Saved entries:
##########

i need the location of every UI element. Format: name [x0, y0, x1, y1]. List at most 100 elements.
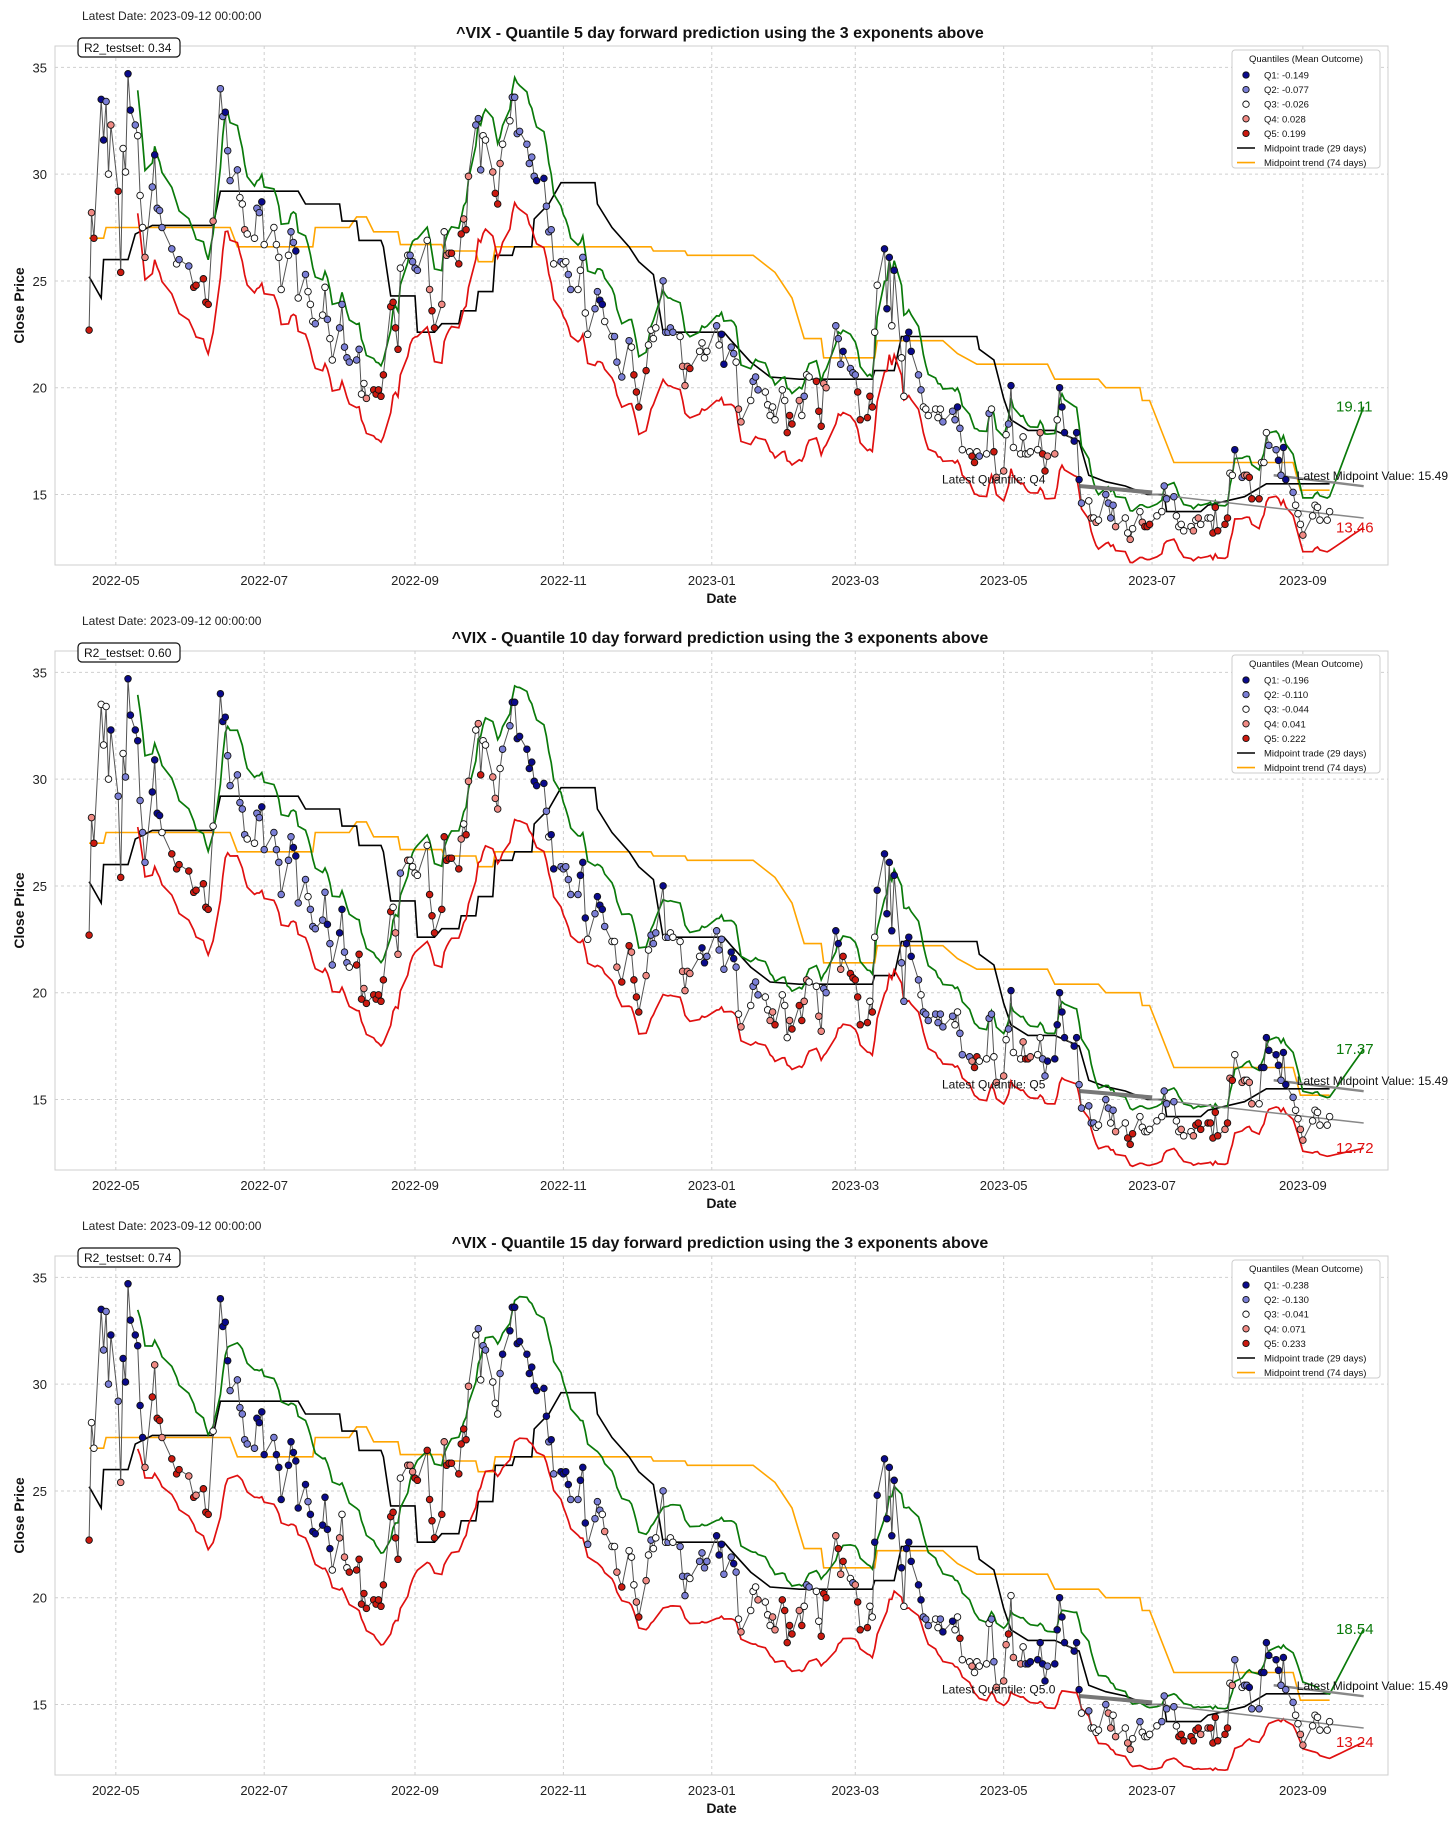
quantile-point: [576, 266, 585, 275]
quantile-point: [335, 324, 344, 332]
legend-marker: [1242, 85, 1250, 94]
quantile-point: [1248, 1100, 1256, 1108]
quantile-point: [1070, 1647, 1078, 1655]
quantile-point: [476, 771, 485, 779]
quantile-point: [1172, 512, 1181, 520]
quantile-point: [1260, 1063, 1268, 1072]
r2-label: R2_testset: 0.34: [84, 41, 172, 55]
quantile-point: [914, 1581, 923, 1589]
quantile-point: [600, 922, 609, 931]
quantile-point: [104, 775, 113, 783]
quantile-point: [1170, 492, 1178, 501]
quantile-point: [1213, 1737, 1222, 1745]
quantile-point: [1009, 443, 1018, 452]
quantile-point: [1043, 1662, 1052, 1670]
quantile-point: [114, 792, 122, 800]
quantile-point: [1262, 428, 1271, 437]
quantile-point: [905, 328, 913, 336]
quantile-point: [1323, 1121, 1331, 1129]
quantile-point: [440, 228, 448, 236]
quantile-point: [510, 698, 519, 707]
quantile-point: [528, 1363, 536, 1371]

##########

» WORK TO DO: Please output every line of the rows above, keeping each character as it appears, but omit the pictures.

» EXPECTED ANSWER:
i need the location of every UI element. Format: name [x0, y0, x1, y1]. List at most 100 elements.
quantile-point: [576, 266, 585, 275]
quantile-point: [335, 324, 344, 332]
legend-marker: [1242, 85, 1250, 94]
quantile-point: [1248, 1100, 1256, 1108]
quantile-point: [1070, 1647, 1078, 1655]
quantile-point: [476, 771, 485, 779]
quantile-point: [1172, 512, 1181, 520]
quantile-point: [1260, 1063, 1268, 1072]
r2-label: R2_testset: 0.34: [84, 41, 172, 55]
quantile-point: [914, 1581, 923, 1589]
quantile-point: [600, 922, 609, 931]
quantile-point: [104, 775, 113, 783]
quantile-point: [1170, 492, 1178, 501]
quantile-point: [1213, 1737, 1222, 1745]
quantile-point: [1009, 443, 1018, 452]
quantile-point: [1043, 1662, 1052, 1670]
quantile-point: [114, 792, 122, 800]
quantile-point: [1262, 428, 1271, 437]
quantile-point: [905, 328, 913, 336]
quantile-point: [1323, 1121, 1331, 1129]
quantile-point: [440, 228, 448, 236]
quantile-point: [510, 698, 519, 707]
quantile-point: [528, 1363, 536, 1371]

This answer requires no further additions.